> GOAL
Exactly reproduce each record listed below.

===== DATA LISTING =====

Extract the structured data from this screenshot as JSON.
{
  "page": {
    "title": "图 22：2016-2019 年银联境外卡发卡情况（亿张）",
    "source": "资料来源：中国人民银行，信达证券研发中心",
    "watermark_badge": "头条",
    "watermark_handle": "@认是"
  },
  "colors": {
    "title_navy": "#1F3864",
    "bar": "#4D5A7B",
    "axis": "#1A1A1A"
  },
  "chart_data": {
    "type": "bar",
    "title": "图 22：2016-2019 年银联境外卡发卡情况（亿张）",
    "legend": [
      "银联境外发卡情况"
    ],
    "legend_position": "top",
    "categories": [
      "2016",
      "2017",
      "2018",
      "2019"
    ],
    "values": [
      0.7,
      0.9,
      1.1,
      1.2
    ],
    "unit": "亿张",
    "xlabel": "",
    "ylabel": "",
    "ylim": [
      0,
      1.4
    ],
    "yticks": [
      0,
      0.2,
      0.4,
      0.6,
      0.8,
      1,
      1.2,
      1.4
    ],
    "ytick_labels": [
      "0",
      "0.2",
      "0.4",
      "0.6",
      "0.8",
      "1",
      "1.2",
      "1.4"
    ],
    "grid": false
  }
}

=====

> WORKED SOLUTION
Extract the structured data from this screenshot as JSON.
{
  "page": {
    "title": "图 22：2016-2019 年银联境外卡发卡情况（亿张）",
    "source": "资料来源：中国人民银行，信达证券研发中心",
    "watermark_badge": "头条",
    "watermark_handle": "@认是"
  },
  "colors": {
    "title_navy": "#1F3864",
    "bar": "#4D5A7B",
    "axis": "#1A1A1A"
  },
  "chart_data": {
    "type": "bar",
    "title": "图 22：2016-2019 年银联境外卡发卡情况（亿张）",
    "legend": [
      "银联境外发卡情况"
    ],
    "legend_position": "top",
    "categories": [
      "2016",
      "2017",
      "2018",
      "2019"
    ],
    "values": [
      0.7,
      0.9,
      1.1,
      1.2
    ],
    "unit": "亿张",
    "xlabel": "",
    "ylabel": "",
    "ylim": [
      0,
      1.4
    ],
    "yticks": [
      0,
      0.2,
      0.4,
      0.6,
      0.8,
      1,
      1.2,
      1.4
    ],
    "ytick_labels": [
      "0",
      "0.2",
      "0.4",
      "0.6",
      "0.8",
      "1",
      "1.2",
      "1.4"
    ],
    "grid": false
  }
}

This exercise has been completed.